■ **The problem**
Exclude images, then output the remaining data verbatim.

** Start **

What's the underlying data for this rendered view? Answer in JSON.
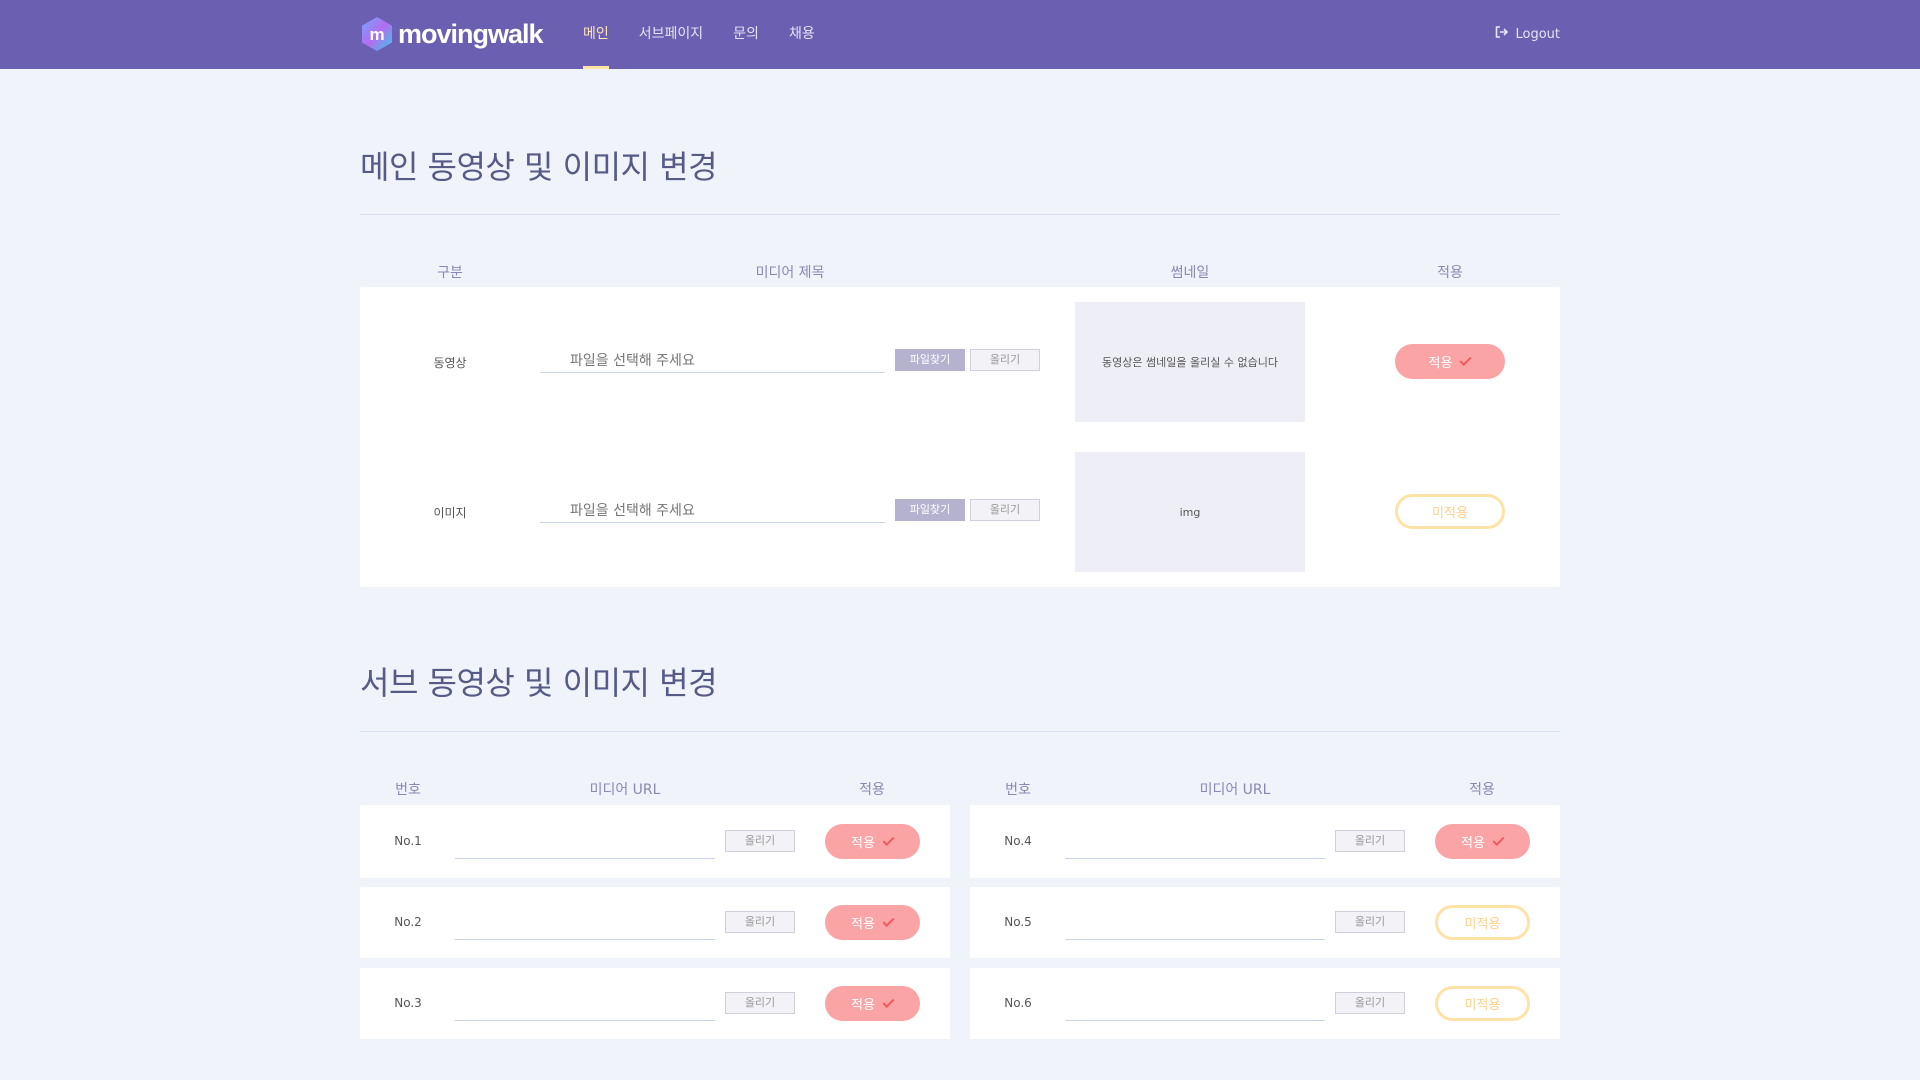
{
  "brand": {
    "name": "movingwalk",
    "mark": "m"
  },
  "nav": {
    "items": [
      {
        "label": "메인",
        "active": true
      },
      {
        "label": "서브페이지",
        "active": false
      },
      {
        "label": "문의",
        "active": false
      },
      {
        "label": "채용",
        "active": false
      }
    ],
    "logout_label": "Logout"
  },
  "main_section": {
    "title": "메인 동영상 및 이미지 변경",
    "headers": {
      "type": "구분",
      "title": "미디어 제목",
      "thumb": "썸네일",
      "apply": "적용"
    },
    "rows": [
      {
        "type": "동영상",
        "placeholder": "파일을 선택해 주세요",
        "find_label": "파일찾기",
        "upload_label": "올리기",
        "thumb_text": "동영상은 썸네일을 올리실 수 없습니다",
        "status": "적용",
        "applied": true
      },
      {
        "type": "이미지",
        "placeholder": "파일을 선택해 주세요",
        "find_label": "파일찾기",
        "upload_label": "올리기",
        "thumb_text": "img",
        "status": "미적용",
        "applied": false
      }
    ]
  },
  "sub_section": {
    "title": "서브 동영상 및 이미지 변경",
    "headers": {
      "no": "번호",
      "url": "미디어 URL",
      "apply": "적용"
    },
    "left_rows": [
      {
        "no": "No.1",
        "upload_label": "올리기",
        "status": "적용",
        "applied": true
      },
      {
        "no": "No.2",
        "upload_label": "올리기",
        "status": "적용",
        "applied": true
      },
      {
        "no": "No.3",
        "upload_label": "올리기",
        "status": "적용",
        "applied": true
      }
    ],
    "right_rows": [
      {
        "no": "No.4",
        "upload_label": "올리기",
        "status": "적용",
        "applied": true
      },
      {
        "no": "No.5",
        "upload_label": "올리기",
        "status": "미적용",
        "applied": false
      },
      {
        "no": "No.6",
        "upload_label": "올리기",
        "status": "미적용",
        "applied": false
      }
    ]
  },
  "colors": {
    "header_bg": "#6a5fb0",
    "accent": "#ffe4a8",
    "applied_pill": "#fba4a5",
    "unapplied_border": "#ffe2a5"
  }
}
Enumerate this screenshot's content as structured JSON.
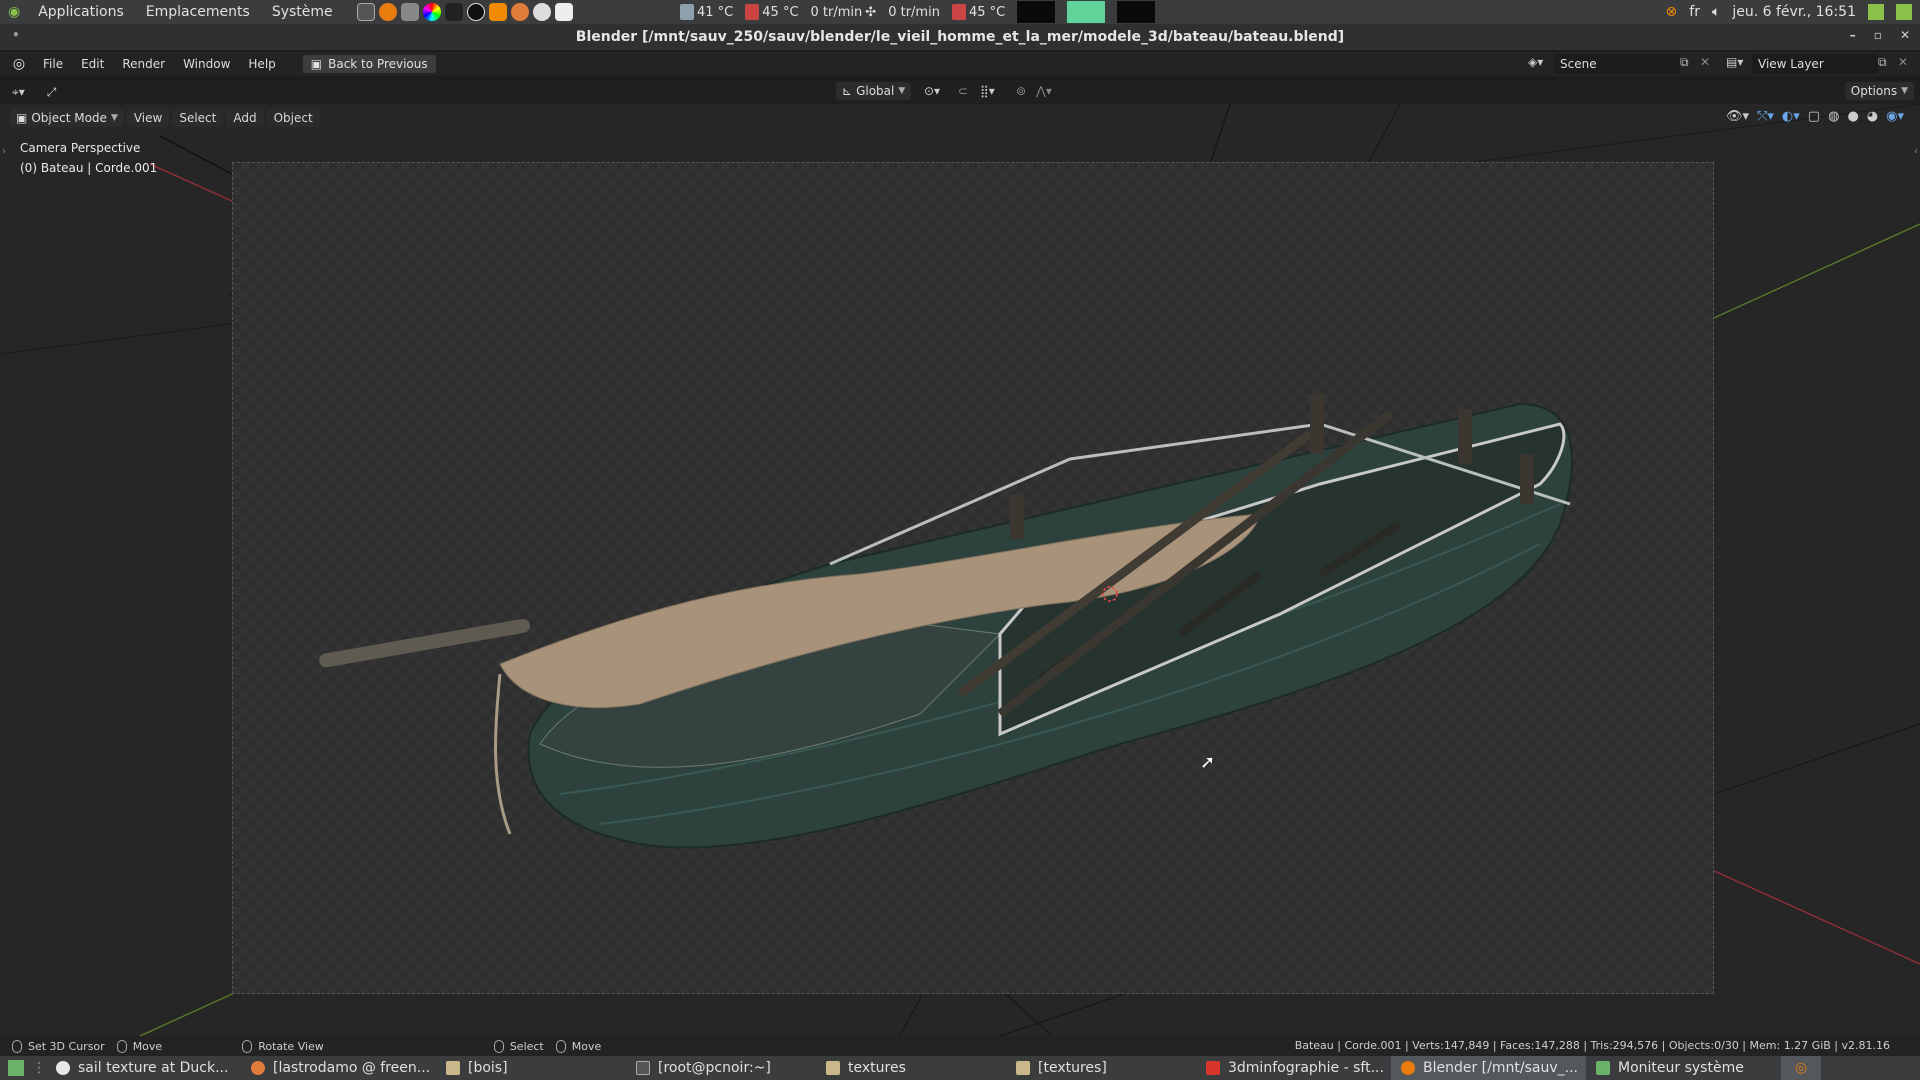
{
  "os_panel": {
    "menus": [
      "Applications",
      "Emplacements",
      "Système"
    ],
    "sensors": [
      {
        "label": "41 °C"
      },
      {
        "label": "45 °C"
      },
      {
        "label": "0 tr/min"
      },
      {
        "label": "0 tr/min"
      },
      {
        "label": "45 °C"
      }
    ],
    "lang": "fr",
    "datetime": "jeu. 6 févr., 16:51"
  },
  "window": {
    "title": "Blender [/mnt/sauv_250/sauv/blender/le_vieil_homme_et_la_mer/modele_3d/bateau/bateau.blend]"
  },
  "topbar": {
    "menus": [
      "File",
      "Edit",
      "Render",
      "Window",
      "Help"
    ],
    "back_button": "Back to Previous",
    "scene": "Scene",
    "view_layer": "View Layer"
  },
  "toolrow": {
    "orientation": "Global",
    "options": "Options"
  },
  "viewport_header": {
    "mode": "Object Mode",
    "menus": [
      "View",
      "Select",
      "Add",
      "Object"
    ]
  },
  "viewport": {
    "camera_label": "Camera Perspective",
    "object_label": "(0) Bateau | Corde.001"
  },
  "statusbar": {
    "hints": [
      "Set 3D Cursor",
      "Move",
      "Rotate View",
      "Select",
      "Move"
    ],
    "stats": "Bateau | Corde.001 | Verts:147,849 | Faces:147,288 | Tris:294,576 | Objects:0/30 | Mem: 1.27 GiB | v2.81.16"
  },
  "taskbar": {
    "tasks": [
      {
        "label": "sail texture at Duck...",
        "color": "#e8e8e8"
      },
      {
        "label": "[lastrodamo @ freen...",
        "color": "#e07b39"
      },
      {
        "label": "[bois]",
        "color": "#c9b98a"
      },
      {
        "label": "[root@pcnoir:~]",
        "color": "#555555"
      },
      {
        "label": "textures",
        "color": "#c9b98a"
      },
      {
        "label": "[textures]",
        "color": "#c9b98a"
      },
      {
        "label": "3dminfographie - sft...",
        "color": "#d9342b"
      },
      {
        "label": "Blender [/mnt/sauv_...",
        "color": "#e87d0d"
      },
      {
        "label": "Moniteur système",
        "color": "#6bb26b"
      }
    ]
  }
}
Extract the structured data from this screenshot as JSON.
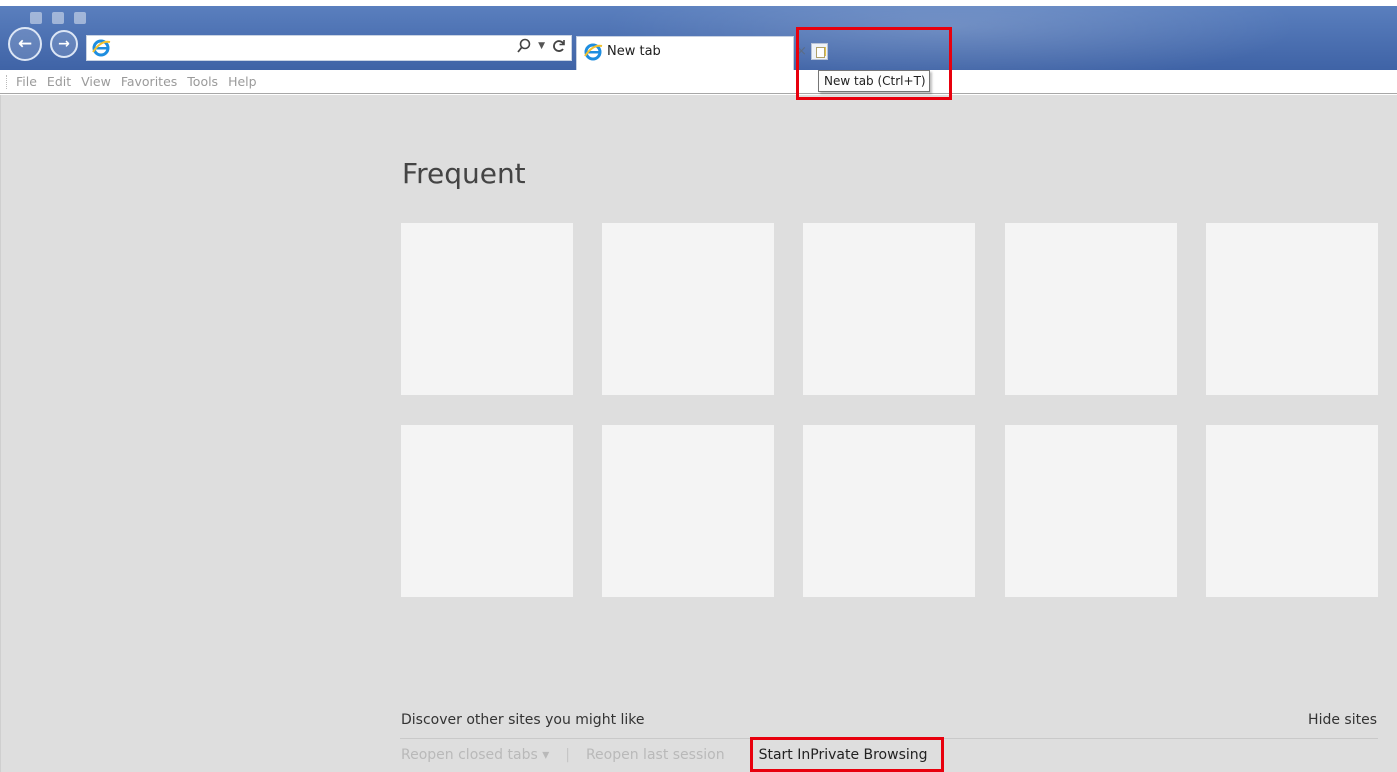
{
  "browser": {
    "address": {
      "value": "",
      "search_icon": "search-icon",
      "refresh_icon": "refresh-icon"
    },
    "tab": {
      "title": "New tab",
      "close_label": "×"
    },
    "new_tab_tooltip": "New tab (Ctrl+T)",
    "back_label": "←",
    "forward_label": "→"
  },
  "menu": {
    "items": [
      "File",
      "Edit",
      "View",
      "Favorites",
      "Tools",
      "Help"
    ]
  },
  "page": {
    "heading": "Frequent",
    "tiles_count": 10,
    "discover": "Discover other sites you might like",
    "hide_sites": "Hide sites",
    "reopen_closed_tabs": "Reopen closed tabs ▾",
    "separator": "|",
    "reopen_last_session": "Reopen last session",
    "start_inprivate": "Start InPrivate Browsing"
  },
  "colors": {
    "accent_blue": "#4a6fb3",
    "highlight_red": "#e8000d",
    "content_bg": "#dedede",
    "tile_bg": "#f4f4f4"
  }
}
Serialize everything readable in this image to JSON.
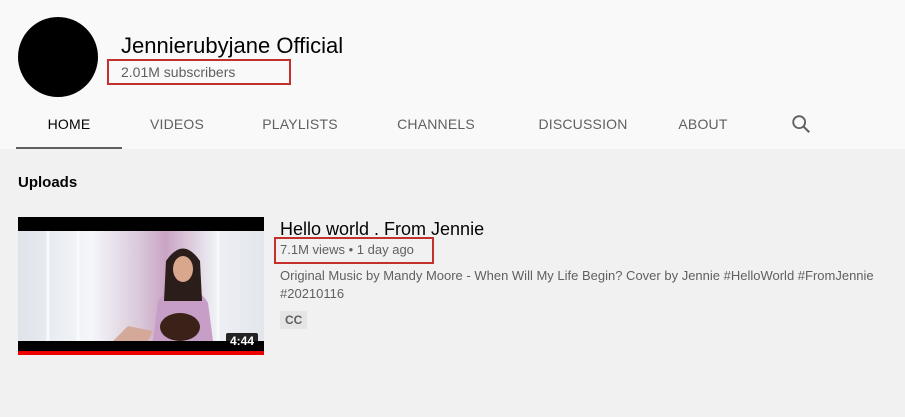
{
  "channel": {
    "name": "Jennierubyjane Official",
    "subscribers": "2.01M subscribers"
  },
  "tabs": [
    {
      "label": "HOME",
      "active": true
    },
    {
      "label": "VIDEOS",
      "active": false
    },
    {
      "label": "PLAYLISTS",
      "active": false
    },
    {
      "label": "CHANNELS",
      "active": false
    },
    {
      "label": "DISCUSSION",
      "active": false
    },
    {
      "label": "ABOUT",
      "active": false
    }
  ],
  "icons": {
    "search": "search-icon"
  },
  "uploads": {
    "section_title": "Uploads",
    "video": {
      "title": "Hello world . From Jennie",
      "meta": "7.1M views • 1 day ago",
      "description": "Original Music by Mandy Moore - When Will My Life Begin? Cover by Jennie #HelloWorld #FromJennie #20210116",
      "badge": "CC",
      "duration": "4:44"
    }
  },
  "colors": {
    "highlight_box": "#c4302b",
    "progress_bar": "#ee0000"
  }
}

** End **

■ **Output**
What's the underlying data for this rendered view? Answer in JSON.
{
  "brand": {
    "name": "movingwalk",
    "mark": "m"
  },
  "nav": {
    "items": [
      {
        "label": "메인",
        "active": true
      },
      {
        "label": "서브페이지",
        "active": false
      },
      {
        "label": "문의",
        "active": false
      },
      {
        "label": "채용",
        "active": false
      }
    ],
    "logout_label": "Logout"
  },
  "main_section": {
    "title": "메인 동영상 및 이미지 변경",
    "headers": {
      "type": "구분",
      "title": "미디어 제목",
      "thumb": "썸네일",
      "apply": "적용"
    },
    "rows": [
      {
        "type": "동영상",
        "placeholder": "파일을 선택해 주세요",
        "find_label": "파일찾기",
        "upload_label": "올리기",
        "thumb_text": "동영상은 썸네일을 올리실 수 없습니다",
        "status": "적용",
        "applied": true
      },
      {
        "type": "이미지",
        "placeholder": "파일을 선택해 주세요",
        "find_label": "파일찾기",
        "upload_label": "올리기",
        "thumb_text": "img",
        "status": "미적용",
        "applied": false
      }
    ]
  },
  "sub_section": {
    "title": "서브 동영상 및 이미지 변경",
    "headers": {
      "no": "번호",
      "url": "미디어 URL",
      "apply": "적용"
    },
    "left_rows": [
      {
        "no": "No.1",
        "upload_label": "올리기",
        "status": "적용",
        "applied": true
      },
      {
        "no": "No.2",
        "upload_label": "올리기",
        "status": "적용",
        "applied": true
      },
      {
        "no": "No.3",
        "upload_label": "올리기",
        "status": "적용",
        "applied": true
      }
    ],
    "right_rows": [
      {
        "no": "No.4",
        "upload_label": "올리기",
        "status": "적용",
        "applied": true
      },
      {
        "no": "No.5",
        "upload_label": "올리기",
        "status": "미적용",
        "applied": false
      },
      {
        "no": "No.6",
        "upload_label": "올리기",
        "status": "미적용",
        "applied": false
      }
    ]
  },
  "colors": {
    "header_bg": "#6a5fb0",
    "accent": "#ffe4a8",
    "applied_pill": "#fba4a5",
    "unapplied_border": "#ffe2a5"
  }
}
Enumerate this screenshot's content as structured JSON.
{
  "os_panel": {
    "menus": [
      "Applications",
      "Emplacements",
      "Système"
    ],
    "sensors": [
      {
        "label": "41 °C"
      },
      {
        "label": "45 °C"
      },
      {
        "label": "0 tr/min"
      },
      {
        "label": "0 tr/min"
      },
      {
        "label": "45 °C"
      }
    ],
    "lang": "fr",
    "datetime": "jeu. 6 févr., 16:51"
  },
  "window": {
    "title": "Blender [/mnt/sauv_250/sauv/blender/le_vieil_homme_et_la_mer/modele_3d/bateau/bateau.blend]"
  },
  "topbar": {
    "menus": [
      "File",
      "Edit",
      "Render",
      "Window",
      "Help"
    ],
    "back_button": "Back to Previous",
    "scene": "Scene",
    "view_layer": "View Layer"
  },
  "toolrow": {
    "orientation": "Global",
    "options": "Options"
  },
  "viewport_header": {
    "mode": "Object Mode",
    "menus": [
      "View",
      "Select",
      "Add",
      "Object"
    ]
  },
  "viewport": {
    "camera_label": "Camera Perspective",
    "object_label": "(0) Bateau | Corde.001"
  },
  "statusbar": {
    "hints": [
      "Set 3D Cursor",
      "Move",
      "Rotate View",
      "Select",
      "Move"
    ],
    "stats": "Bateau | Corde.001 | Verts:147,849 | Faces:147,288 | Tris:294,576 | Objects:0/30 | Mem: 1.27 GiB | v2.81.16"
  },
  "taskbar": {
    "tasks": [
      {
        "label": "sail texture at Duck...",
        "color": "#e8e8e8"
      },
      {
        "label": "[lastrodamo @ freen...",
        "color": "#e07b39"
      },
      {
        "label": "[bois]",
        "color": "#c9b98a"
      },
      {
        "label": "[root@pcnoir:~]",
        "color": "#555555"
      },
      {
        "label": "textures",
        "color": "#c9b98a"
      },
      {
        "label": "[textures]",
        "color": "#c9b98a"
      },
      {
        "label": "3dminfographie - sft...",
        "color": "#d9342b"
      },
      {
        "label": "Blender [/mnt/sauv_...",
        "color": "#e87d0d"
      },
      {
        "label": "Moniteur système",
        "color": "#6bb26b"
      }
    ]
  }
}
Extract the structured data from this screenshot as JSON.
{
  "browser": {
    "address": {
      "value": "",
      "search_icon": "search-icon",
      "refresh_icon": "refresh-icon"
    },
    "tab": {
      "title": "New tab",
      "close_label": "×"
    },
    "new_tab_tooltip": "New tab (Ctrl+T)",
    "back_label": "←",
    "forward_label": "→"
  },
  "menu": {
    "items": [
      "File",
      "Edit",
      "View",
      "Favorites",
      "Tools",
      "Help"
    ]
  },
  "page": {
    "heading": "Frequent",
    "tiles_count": 10,
    "discover": "Discover other sites you might like",
    "hide_sites": "Hide sites",
    "reopen_closed_tabs": "Reopen closed tabs ▾",
    "separator": "|",
    "reopen_last_session": "Reopen last session",
    "start_inprivate": "Start InPrivate Browsing"
  },
  "colors": {
    "accent_blue": "#4a6fb3",
    "highlight_red": "#e8000d",
    "content_bg": "#dedede",
    "tile_bg": "#f4f4f4"
  }
}
Serialize everything readable in this image to JSON.
{
  "channel": {
    "name": "Jennierubyjane Official",
    "subscribers": "2.01M subscribers"
  },
  "tabs": [
    {
      "label": "HOME",
      "active": true
    },
    {
      "label": "VIDEOS",
      "active": false
    },
    {
      "label": "PLAYLISTS",
      "active": false
    },
    {
      "label": "CHANNELS",
      "active": false
    },
    {
      "label": "DISCUSSION",
      "active": false
    },
    {
      "label": "ABOUT",
      "active": false
    }
  ],
  "icons": {
    "search": "search-icon"
  },
  "uploads": {
    "section_title": "Uploads",
    "video": {
      "title": "Hello world . From Jennie",
      "meta": "7.1M views • 1 day ago",
      "description": "Original Music by Mandy Moore - When Will My Life Begin? Cover by Jennie #HelloWorld #FromJennie #20210116",
      "badge": "CC",
      "duration": "4:44"
    }
  },
  "colors": {
    "highlight_box": "#c4302b",
    "progress_bar": "#ee0000"
  }
}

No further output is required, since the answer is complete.